Collection entries:

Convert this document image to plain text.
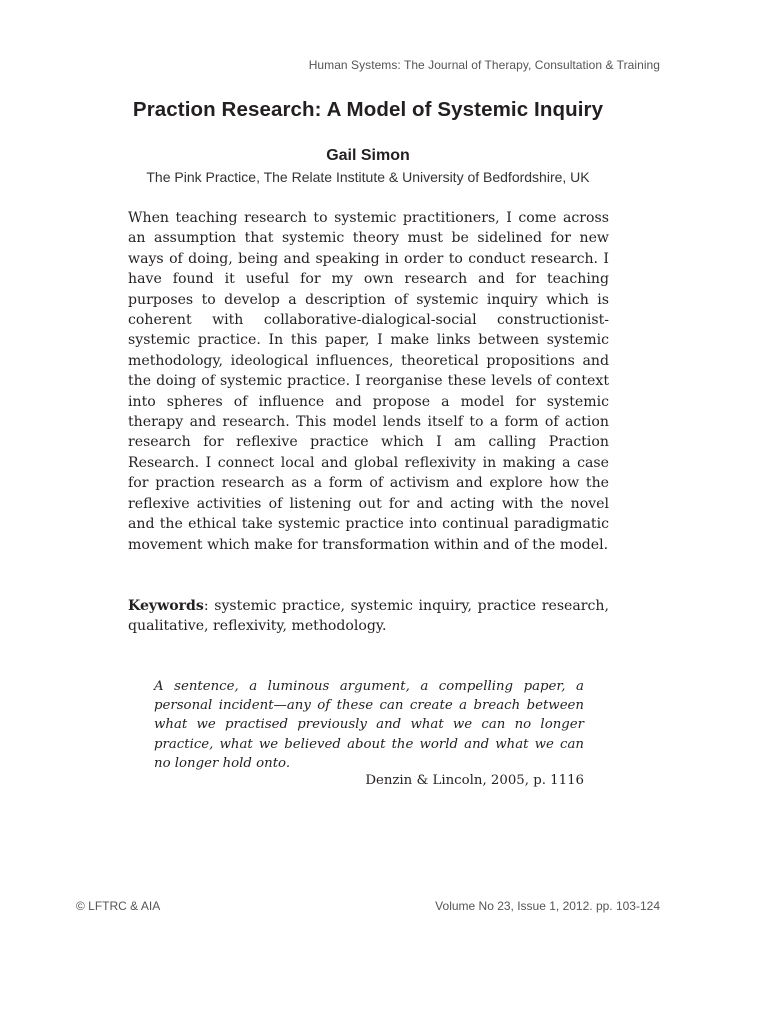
Human Systems: The Journal of Therapy, Consultation & Training
Praction Research: A Model of Systemic Inquiry
Gail Simon
The Pink Practice, The Relate Institute & University of Bedfordshire, UK

When teaching research to systemic practitioners, I come across an assumption that systemic theory must be sidelined for new ways of doing, being and speaking in order to conduct research. I have found it useful for my own research and for teaching purposes to develop a description of systemic inquiry which is coherent with collaborative-dialogical-social constructionist-systemic practice. In this paper, I make links between systemic methodology, ideological influences, theoretical propositions and the doing of systemic practice. I reorganise these levels of context into spheres of influence and propose a model for systemic therapy and research. This model lends itself to a form of action research for reflexive practice which I am calling Praction Research. I connect local and global reflexivity in making a case for praction research as a form of activism and explore how the reflexive activities of listening out for and acting with the novel and the ethical take systemic practice into continual paradigmatic movement which make for transformation within and of the model.

Keywords: systemic practice, systemic inquiry, practice research, qualitative, reflexivity, methodology.

A sentence, a luminous argument, a compelling paper, a personal incident—any of these can create a breach between what we practised previously and what we can no longer practice, what we believed about the world and what we can no longer hold onto.

Denzin & Lincoln, 2005, p. 1116
© LFTRC & AIA	Volume No 23, Issue 1, 2012. pp. 103-124
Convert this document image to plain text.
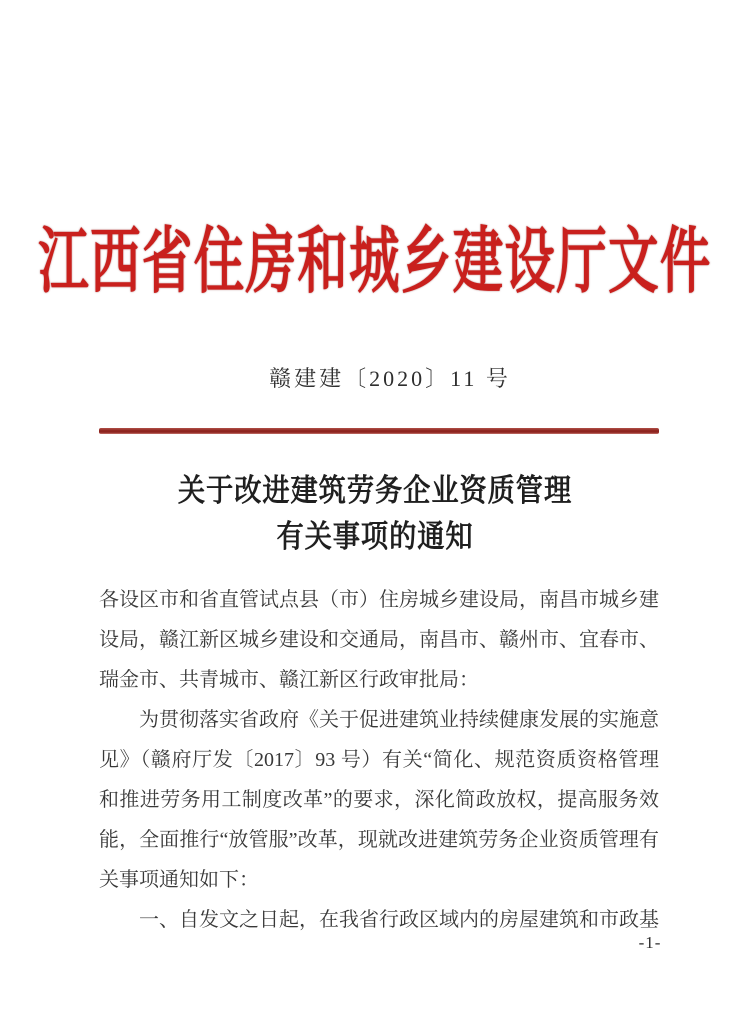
江西省住房和城乡建设厅文件
赣建建〔2020〕11 号
关于改进建筑劳务企业资质管理
有关事项的通知

各设区市和省直管试点县（市）住房城乡建设局，南昌市城乡建设局，赣江新区城乡建设和交通局，南昌市、赣州市、宜春市、瑞金市、共青城市、赣江新区行政审批局：

为贯彻落实省政府《关于促进建筑业持续健康发展的实施意见》（赣府厅发〔2017〕93 号）有关“简化、规范资质资格管理和推进劳务用工制度改革”的要求，深化简政放权，提高服务效能，全面推行“放管服”改革，现就改进建筑劳务企业资质管理有关事项通知如下：

一、自发文之日起，在我省行政区域内的房屋建筑和市政基

-1-
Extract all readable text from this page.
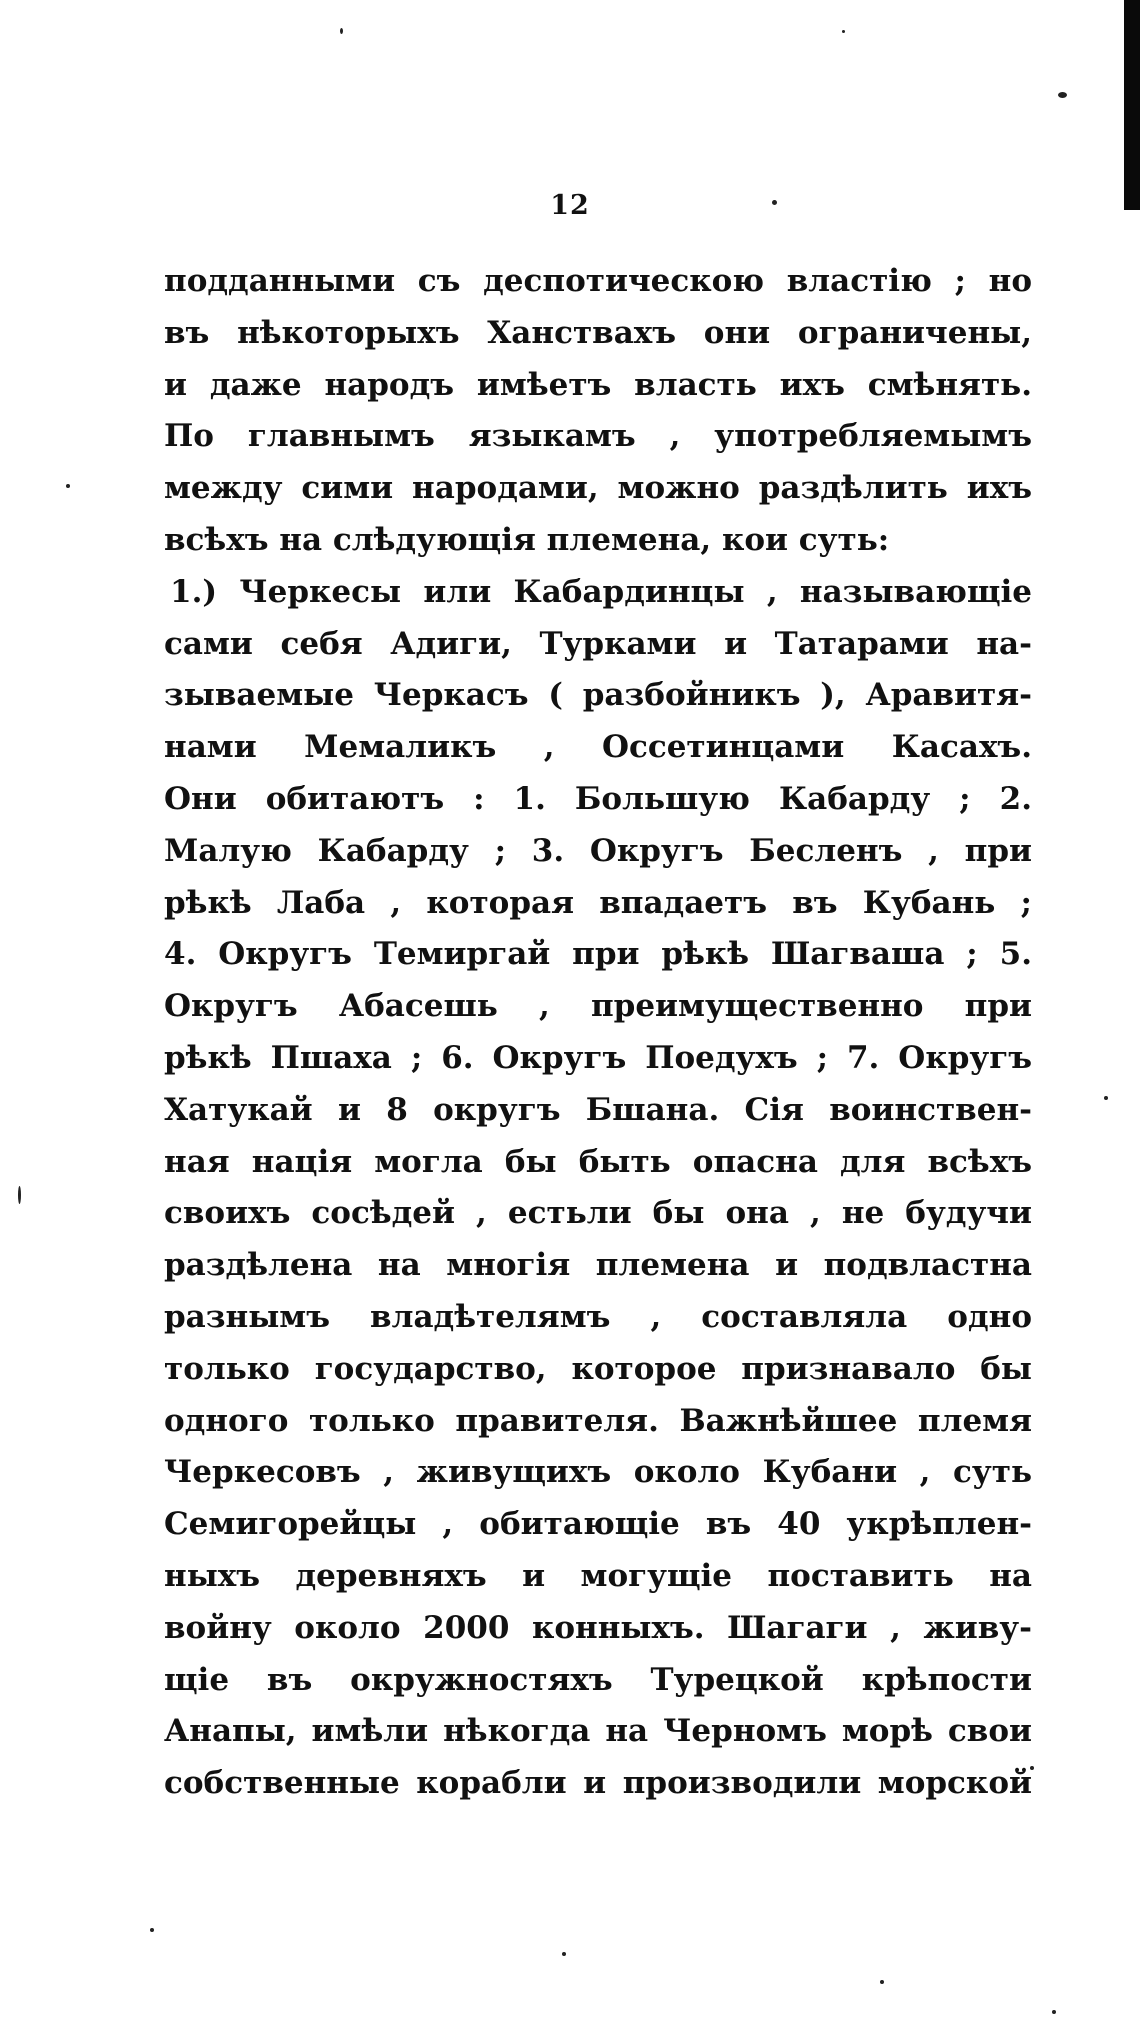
12
подданными съ деспотическою властію ; но
въ нѣкоторыхъ Ханствахъ они ограничены,
и даже народъ имѣетъ власть ихъ смѣнять.
По главнымъ языкамъ , употребляемымъ
между сими народами, можно раздѣлить ихъ
всѣхъ на слѣдующія племена, кои суть:
1.) Черкесы или Кабардинцы , называющіе
сами себя Адиги, Турками и Татарами на-
зываемые Черкасъ ( разбойникъ ), Аравитя-
нами Мемаликъ , Оссетинцами Касахъ.
Они обитаютъ : 1. Большую Кабарду ; 2.
Малую Кабарду ; 3. Округъ Бесленъ , при
рѣкѣ Лаба , которая впадаетъ въ Кубань ;
4. Округъ Темиргай при рѣкѣ Шагваша ; 5.
Округъ Абасешь , преимущественно при
рѣкѣ Пшаха ; 6. Округъ Поедухъ ; 7. Округъ
Хатукай и 8 округъ Бшана. Сія воинствен-
ная нація могла бы быть опасна для всѣхъ
своихъ сосѣдей , естьли бы она , не будучи
раздѣлена на многія племена и подвластна
разнымъ владѣтелямъ , составляла одно
только государство, которое признавало бы
одного только правителя. Важнѣйшее племя
Черкесовъ , живущихъ около Кубани , суть
Семигорейцы , обитающіе въ 40 укрѣплен-
ныхъ деревняхъ и могущіе поставить на
войну около 2000 конныхъ. Шагаги , живу-
щіе въ окружностяхъ Турецкой крѣпости
Анапы, имѣли нѣкогда на Черномъ морѣ свои
собственные корабли и производили морской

Task to complete:
Print each record exactly as it stands, leaving the images out.

Expected answer:
Convert this document image to plain text.
Human Systems: The Journal of Therapy, Consultation & Training
Praction Research: A Model of Systemic Inquiry
Gail Simon
The Pink Practice, The Relate Institute & University of Bedfordshire, UK

When teaching research to systemic practitioners, I come across an assumption that systemic theory must be sidelined for new ways of doing, being and speaking in order to conduct research. I have found it useful for my own research and for teaching purposes to develop a description of systemic inquiry which is coherent with collaborative-dialogical-social constructionist-systemic practice. In this paper, I make links between systemic methodology, ideological influences, theoretical propositions and the doing of systemic practice. I reorganise these levels of context into spheres of influence and propose a model for systemic therapy and research. This model lends itself to a form of action research for reflexive practice which I am calling Praction Research. I connect local and global reflexivity in making a case for praction research as a form of activism and explore how the reflexive activities of listening out for and acting with the novel and the ethical take systemic practice into continual paradigmatic movement which make for transformation within and of the model.

Keywords: systemic practice, systemic inquiry, practice research, qualitative, reflexivity, methodology.

A sentence, a luminous argument, a compelling paper, a personal incident—any of these can create a breach between what we practised previously and what we can no longer practice, what we believed about the world and what we can no longer hold onto.

Denzin & Lincoln, 2005, p. 1116
© LFTRC & AIA	Volume No 23, Issue 1, 2012. pp. 103-124
Convert this document image to plain text.
江西省住房和城乡建设厅文件
赣建建〔2020〕11 号
关于改进建筑劳务企业资质管理
有关事项的通知

各设区市和省直管试点县（市）住房城乡建设局，南昌市城乡建设局，赣江新区城乡建设和交通局，南昌市、赣州市、宜春市、瑞金市、共青城市、赣江新区行政审批局：

为贯彻落实省政府《关于促进建筑业持续健康发展的实施意见》（赣府厅发〔2017〕93 号）有关“简化、规范资质资格管理和推进劳务用工制度改革”的要求，深化简政放权，提高服务效能，全面推行“放管服”改革，现就改进建筑劳务企业资质管理有关事项通知如下：

一、自发文之日起，在我省行政区域内的房屋建筑和市政基

-1-
Extract all readable text from this page.
12
подданными съ деспотическою властію ; но
въ нѣкоторыхъ Ханствахъ они ограничены,
и даже народъ имѣетъ власть ихъ смѣнять.
По главнымъ языкамъ , употребляемымъ
между сими народами, можно раздѣлить ихъ
всѣхъ на слѣдующія племена, кои суть:
1.) Черкесы или Кабардинцы , называющіе
сами себя Адиги, Турками и Татарами на-
зываемые Черкасъ ( разбойникъ ), Аравитя-
нами Мемаликъ , Оссетинцами Касахъ.
Они обитаютъ : 1. Большую Кабарду ; 2.
Малую Кабарду ; 3. Округъ Бесленъ , при
рѣкѣ Лаба , которая впадаетъ въ Кубань ;
4. Округъ Темиргай при рѣкѣ Шагваша ; 5.
Округъ Абасешь , преимущественно при
рѣкѣ Пшаха ; 6. Округъ Поедухъ ; 7. Округъ
Хатукай и 8 округъ Бшана. Сія воинствен-
ная нація могла бы быть опасна для всѣхъ
своихъ сосѣдей , естьли бы она , не будучи
раздѣлена на многія племена и подвластна
разнымъ владѣтелямъ , составляла одно
только государство, которое признавало бы
одного только правителя. Важнѣйшее племя
Черкесовъ , живущихъ около Кубани , суть
Семигорейцы , обитающіе въ 40 укрѣплен-
ныхъ деревняхъ и могущіе поставить на
войну около 2000 конныхъ. Шагаги , живу-
щіе въ окружностяхъ Турецкой крѣпости
Анапы, имѣли нѣкогда на Черномъ морѣ свои
собственные корабли и производили морской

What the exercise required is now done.